# Problems to solve:
1) Please condense the paragraph of the log injector documentation that starts with "The injector can also play a server role" into a short bulleted list, keeping its main facts.
2) Reproduce the stretch of the entries from the line containing "toc-item-detail[interactable]: 详细描述 (607, 67, 653, 83)" through the line containing "detail-change-value: 新增属性 (114, 241, 161, 255)", and give nothing else.

# Selected excerpt:
Skip to content



punchplatform-log-injector -c $PUNCHPLATFORM_CONF_DIR/resources/injector -n 100 -t 50

DESCRIPTION is a fully configurable log injector. You can use it to inject test messages into any message processing platform. To do that you define injection json configuration files containing the load characteristics, the log message format, and the destination input point.

The injector is capable of writing to sockets (udp, tcp), to Kafka, to Elasticsearch, to Clickhouse and to lumberjack endpoints.

The injector can also play a server role. You can use it to bench your networking plane, or to test a punchplatform. It can read from tcp, udp, lumberjack and Kafka.


  • -brokers <arg> :

    • the kafka broker where to read from.
  • -c <campaign.json> | -c <campaign1.json>,<campaign2.json> | -c <campaign directory> :

    • Run a single or several campaigns, or all campaigns found in the specified directory. If you run several campaigns, each will be run using a dedicated thread.
  • -check,--dump :

    • dump to stdout instead of injecting.
  • -cl | --lumberjack-client :

    • Starts running as a Lumberjack client. You must set the server host and port number using the host and port option. By default the lumberjack client will send 32 bytes strings. If you want to simulate real traffic you must define a configuration injection file.
  • -d | --delay <value_in_ms> :

    • overrides injection file throughput or inter message delay, in milliseconds. This can be used to inject very low traffic rates.
  • -earliest :

    • start consuming kafka message from the earliest.
  • -h,--help :

    • print this message.
  • -H,--host <arg> :

    • overrides injection file destination host.
  • -k | --kafka-consumer :

    • Starts running as Kafka consumer. You must set the topic and broker options.
  • -latest :

    • start consuming kafka message from the latest.
  • -n | --number <message_number> :

    • Exits after that many messages have been sent.
  • -p | --port <rate> :

    • Set the (destination or listening) port number. This overload the rate defined in the configuration file, if any.
  • -punchlets,--punchlets <arg> :

    • stress a chain of punchlets (comma separated).
  • -resources,--resources <arg> :

    • add punchlet resources (comma separated).
  • -q,--silent :

    • reduce verbosity to error messages.
  • -sl | --lumberjack-server :

    • Starts running as a Lumberjack server. You must set the port number using the port option.
  • -st | --tcp-server :

    • Starts running as a plain TCP server. You must set the port option.
  • -stream :

    • Define storm stream for injected logs
  • -t | --throughput <rate> :

    • Define the traffic rate, possibly overloading the rate defined in the configuration file, if any.
  • --thread <thread-number> :

    • By default each injection is singled thread. To simulate several connections to the server, increase the number of threads. Each will take a part of the total throughput defined in your scenario.

# Provided material:
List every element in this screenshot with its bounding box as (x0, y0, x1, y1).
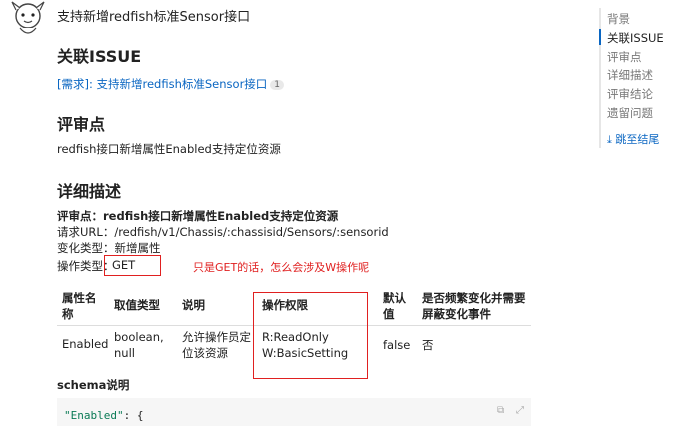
toc-item-detail[interactable]: 详细描述 (607, 67, 653, 83)
th-default-line1: 默认 (383, 291, 406, 305)
issue-heading: 关联ISSUE (57, 47, 142, 66)
copy-icon[interactable]: ⧉ (497, 405, 504, 416)
toc-item-background[interactable]: 背景 (607, 11, 630, 27)
toc-item-issue[interactable]: 关联ISSUE (607, 30, 664, 46)
issue-link-row: [需求]: 支持新增redfish标准Sensor接口 1 (57, 73, 285, 92)
code-key: "Enabled" (64, 409, 124, 422)
permission-highlight-box (253, 292, 368, 379)
detail-review-label: 评审点： (57, 209, 103, 223)
review-heading: 评审点 (57, 115, 106, 134)
th-name-line1: 属性名 (62, 291, 97, 305)
review-text: redfish接口新增属性Enabled支持定位资源 (57, 142, 281, 156)
td-type-line1: boolean, (114, 330, 164, 344)
schema-heading: schema说明 (57, 378, 130, 392)
detail-url-label: 请求URL： (57, 225, 115, 239)
detail-review-line: 评审点：redfish接口新增属性Enabled支持定位资源 (57, 208, 338, 224)
detail-review-value: redfish接口新增属性Enabled支持定位资源 (103, 209, 339, 223)
code-rest: : { (123, 409, 144, 422)
th-frequent-line1: 是否频繁变化并需要 (422, 291, 526, 305)
detail-heading: 详细描述 (57, 182, 122, 201)
code-line: "Enabled": { (64, 409, 143, 422)
td-desc-line2: 位该资源 (182, 346, 228, 360)
detail-url-line: 请求URL：/redfish/v1/Chassis/:chassisid/Sen… (57, 224, 389, 240)
toc-item-open-issues[interactable]: 遗留问题 (607, 105, 653, 121)
detail-change-line: 变化类型：新增属性 (57, 240, 161, 256)
expand-icon[interactable]: ⤢ (516, 405, 524, 416)
detail-change-label: 变化类型： (57, 241, 115, 255)
jump-to-end-link[interactable]: ⤓ 跳至结尾 (607, 131, 659, 147)
user-avatar[interactable] (2, 0, 50, 40)
detail-change-value: 新增属性 (114, 241, 161, 255)
th-type: 取值类型 (114, 298, 160, 312)
toc-item-conclusion[interactable]: 评审结论 (607, 86, 653, 102)
arrow-down-icon: ⤓ (607, 133, 612, 146)
th-frequent-line2: 屏蔽变化事件 (422, 307, 491, 321)
td-default: false (383, 338, 411, 352)
td-type-line2: null (114, 346, 135, 360)
th-name-line2: 称 (62, 307, 74, 321)
toc-active-indicator (599, 29, 601, 45)
jump-to-end-label: 跳至结尾 (615, 133, 660, 146)
td-name: Enabled (62, 337, 109, 351)
td-desc-line1: 允许操作员定 (182, 330, 251, 344)
td-frequent: 否 (422, 338, 434, 352)
th-desc: 说明 (182, 298, 205, 312)
th-default-line2: 值 (383, 307, 395, 321)
issue-link[interactable]: [需求]: 支持新增redfish标准Sensor接口 (57, 77, 267, 91)
review-annotation: 只是GET的话，怎么会涉及W操作呢 (193, 261, 370, 274)
detail-url-value: /redfish/v1/Chassis/:chassisid/Sensors/:… (114, 225, 389, 239)
toc-item-review[interactable]: 评审点 (607, 49, 642, 65)
link-click-count-badge: 1 (270, 80, 285, 90)
topic-title: 支持新增redfish标准Sensor接口 (57, 10, 251, 25)
detail-op-value: GET (112, 258, 136, 272)
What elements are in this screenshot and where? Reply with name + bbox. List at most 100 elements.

# Answers given:
1)
- The injector can act as a server.
- It can be used to bench the networking plane or to test a punchplatform.
- It can read from tcp, udp, lumberjack and Kafka.

2)
toc-item-detail[interactable]: 详细描述 (607, 67, 653, 83)
th-default-line1: 默认 (383, 291, 406, 305)
issue-heading: 关联ISSUE (57, 47, 142, 66)
copy-icon[interactable]: ⧉ (497, 405, 504, 416)
toc-item-background[interactable]: 背景 (607, 11, 630, 27)
toc-item-issue[interactable]: 关联ISSUE (607, 30, 664, 46)
issue-link-row: [需求]: 支持新增redfish标准Sensor接口 1 (57, 73, 285, 92)
code-key: "Enabled" (64, 409, 124, 422)
permission-highlight-box (253, 292, 368, 379)
detail-review-label: 评审点： (57, 209, 103, 223)
review-heading: 评审点 (57, 115, 106, 134)
th-name-line1: 属性名 (62, 291, 97, 305)
review-text: redfish接口新增属性Enabled支持定位资源 (57, 142, 281, 156)
td-type-line1: boolean, (114, 330, 164, 344)
schema-heading: schema说明 (57, 378, 130, 392)
detail-url-label: 请求URL： (57, 225, 115, 239)
detail-review-line: 评审点：redfish接口新增属性Enabled支持定位资源 (57, 208, 338, 224)
detail-review-value: redfish接口新增属性Enabled支持定位资源 (103, 209, 339, 223)
code-rest: : { (123, 409, 144, 422)
th-frequent-line1: 是否频繁变化并需要 (422, 291, 526, 305)
detail-heading: 详细描述 (57, 182, 122, 201)
code-line: "Enabled": { (64, 409, 143, 422)
td-desc-line2: 位该资源 (182, 346, 228, 360)
detail-url-line: 请求URL：/redfish/v1/Chassis/:chassisid/Sen… (57, 224, 389, 240)
toc-item-open-issues[interactable]: 遗留问题 (607, 105, 653, 121)
detail-change-line: 变化类型：新增属性 (57, 240, 161, 256)
expand-icon[interactable]: ⤢ (516, 405, 524, 416)
detail-change-label: 变化类型： (57, 241, 115, 255)
jump-to-end-link[interactable]: ⤓ 跳至结尾 (607, 131, 659, 147)
user-avatar[interactable] (2, 0, 50, 40)
detail-change-value: 新增属性 (114, 241, 161, 255)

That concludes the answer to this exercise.